Supplied data.

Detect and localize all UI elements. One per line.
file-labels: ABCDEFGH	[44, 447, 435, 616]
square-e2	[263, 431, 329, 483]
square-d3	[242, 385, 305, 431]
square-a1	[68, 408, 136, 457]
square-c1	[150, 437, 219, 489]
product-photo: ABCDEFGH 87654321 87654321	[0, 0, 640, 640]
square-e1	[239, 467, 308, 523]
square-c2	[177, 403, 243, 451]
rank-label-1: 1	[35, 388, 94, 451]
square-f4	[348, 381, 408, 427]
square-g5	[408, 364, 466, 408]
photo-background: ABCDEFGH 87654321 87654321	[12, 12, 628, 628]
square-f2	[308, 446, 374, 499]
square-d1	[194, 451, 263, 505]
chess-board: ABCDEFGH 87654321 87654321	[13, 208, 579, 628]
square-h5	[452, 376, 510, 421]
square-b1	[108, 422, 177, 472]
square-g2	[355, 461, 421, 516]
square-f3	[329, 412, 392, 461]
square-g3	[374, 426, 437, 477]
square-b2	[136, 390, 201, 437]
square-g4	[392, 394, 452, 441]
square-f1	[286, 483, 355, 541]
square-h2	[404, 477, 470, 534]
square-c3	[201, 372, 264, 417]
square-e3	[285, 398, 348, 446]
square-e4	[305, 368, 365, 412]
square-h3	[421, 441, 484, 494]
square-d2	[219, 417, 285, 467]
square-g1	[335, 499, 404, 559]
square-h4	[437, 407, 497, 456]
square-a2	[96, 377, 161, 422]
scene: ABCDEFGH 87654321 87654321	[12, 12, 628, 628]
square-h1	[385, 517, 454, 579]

Exercise. Rewrite all of the rows above, changing each "square" to "tile" and keeping everything else the same.

Solution below.
Detect and localize all UI elements. One per line.
file-labels: ABCDEFGH	[44, 447, 435, 616]
tile-e2	[263, 431, 329, 483]
tile-d3	[242, 385, 305, 431]
tile-a1	[68, 408, 136, 457]
tile-c1	[150, 437, 219, 489]
product-photo: ABCDEFGH 87654321 87654321	[0, 0, 640, 640]
tile-e1	[239, 467, 308, 523]
tile-c2	[177, 403, 243, 451]
rank-label-1: 1	[35, 388, 94, 451]
tile-f4	[348, 381, 408, 427]
tile-g5	[408, 364, 466, 408]
photo-background: ABCDEFGH 87654321 87654321	[12, 12, 628, 628]
tile-f2	[308, 446, 374, 499]
tile-d1	[194, 451, 263, 505]
chess-board: ABCDEFGH 87654321 87654321	[13, 208, 579, 628]
tile-h5	[452, 376, 510, 421]
tile-b1	[108, 422, 177, 472]
tile-g2	[355, 461, 421, 516]
tile-f3	[329, 412, 392, 461]
tile-g3	[374, 426, 437, 477]
tile-b2	[136, 390, 201, 437]
tile-g4	[392, 394, 452, 441]
tile-f1	[286, 483, 355, 541]
tile-h2	[404, 477, 470, 534]
tile-c3	[201, 372, 264, 417]
tile-e3	[285, 398, 348, 446]
tile-e4	[305, 368, 365, 412]
tile-h3	[421, 441, 484, 494]
tile-d2	[219, 417, 285, 467]
tile-g1	[335, 499, 404, 559]
tile-h4	[437, 407, 497, 456]
tile-a2	[96, 377, 161, 422]
scene: ABCDEFGH 87654321 87654321	[12, 12, 628, 628]
tile-h1	[385, 517, 454, 579]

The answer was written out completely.